**Brief:** List each line holding the string "specific".

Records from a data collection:

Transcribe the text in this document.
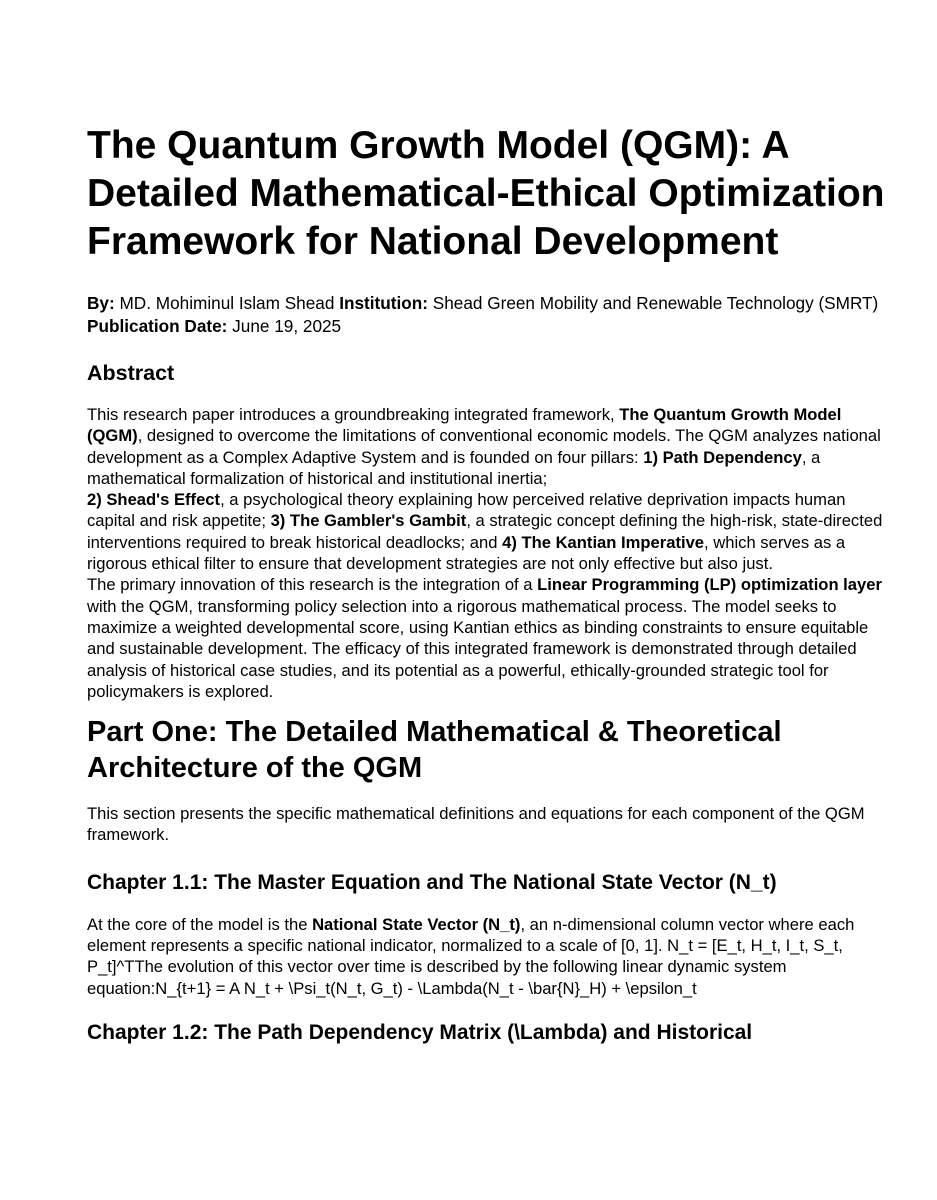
The Quantum Growth Model (QGM): A Detailed Mathematical-Ethical Optimization Framework for National Development

By: MD. Mohiminul Islam Shead Institution: Shead Green Mobility and Renewable Technology (SMRT) Publication Date: June 19, 2025

Abstract

This research paper introduces a groundbreaking integrated framework, The Quantum Growth Model (QGM), designed to overcome the limitations of conventional economic models. The QGM analyzes national development as a Complex Adaptive System and is founded on four pillars: 1) Path Dependency, a mathematical formalization of historical and institutional inertia;
2) Shead's Effect, a psychological theory explaining how perceived relative deprivation impacts human capital and risk appetite; 3) The Gambler's Gambit, a strategic concept defining the high-risk, state-directed interventions required to break historical deadlocks; and 4) The Kantian Imperative, which serves as a rigorous ethical filter to ensure that development strategies are not only effective but also just.

The primary innovation of this research is the integration of a Linear Programming (LP) optimization layer with the QGM, transforming policy selection into a rigorous mathematical process. The model seeks to maximize a weighted developmental score, using Kantian ethics as binding constraints to ensure equitable and sustainable development. The efficacy of this integrated framework is demonstrated through detailed analysis of historical case studies, and its potential as a powerful, ethically-grounded strategic tool for policymakers is explored.

Part One: The Detailed Mathematical & Theoretical Architecture of the QGM

This section presents the specific mathematical definitions and equations for each component of the QGM framework.

Chapter 1.1: The Master Equation and The National State Vector (N_t)

At the core of the model is the National State Vector (N_t), an n-dimensional column vector where each element represents a specific national indicator, normalized to a scale of [0, 1]. N_t = [E_t, H_t, I_t, S_t, P_t]^TThe evolution of this vector over time is described by the following linear dynamic system equation:N_{t+1} = A N_t + \Psi_t(N_t, G_t) - \Lambda(N_t - \bar{N}_H) + \epsilon_t

Chapter 1.2: The Path Dependency Matrix (\Lambda) and Historical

**Response to the exercise:**
This section presents the specific mathematical definitions and equations for each component of the QGM framework.
At the core of the model is the National State Vector (N_t), an n-dimensional column vector where each element represents a specific national indicator, normalized to a scale of [0, 1]. N_t = [E_t, H_t, I_t, S_t, P_t]^TThe evolution of this vector over time is described by the following linear dynamic system equation:N_{t+1} = A N_t + \Psi_t(N_t, G_t) - \Lambda(N_t - \bar{N}_H) + \epsilon_t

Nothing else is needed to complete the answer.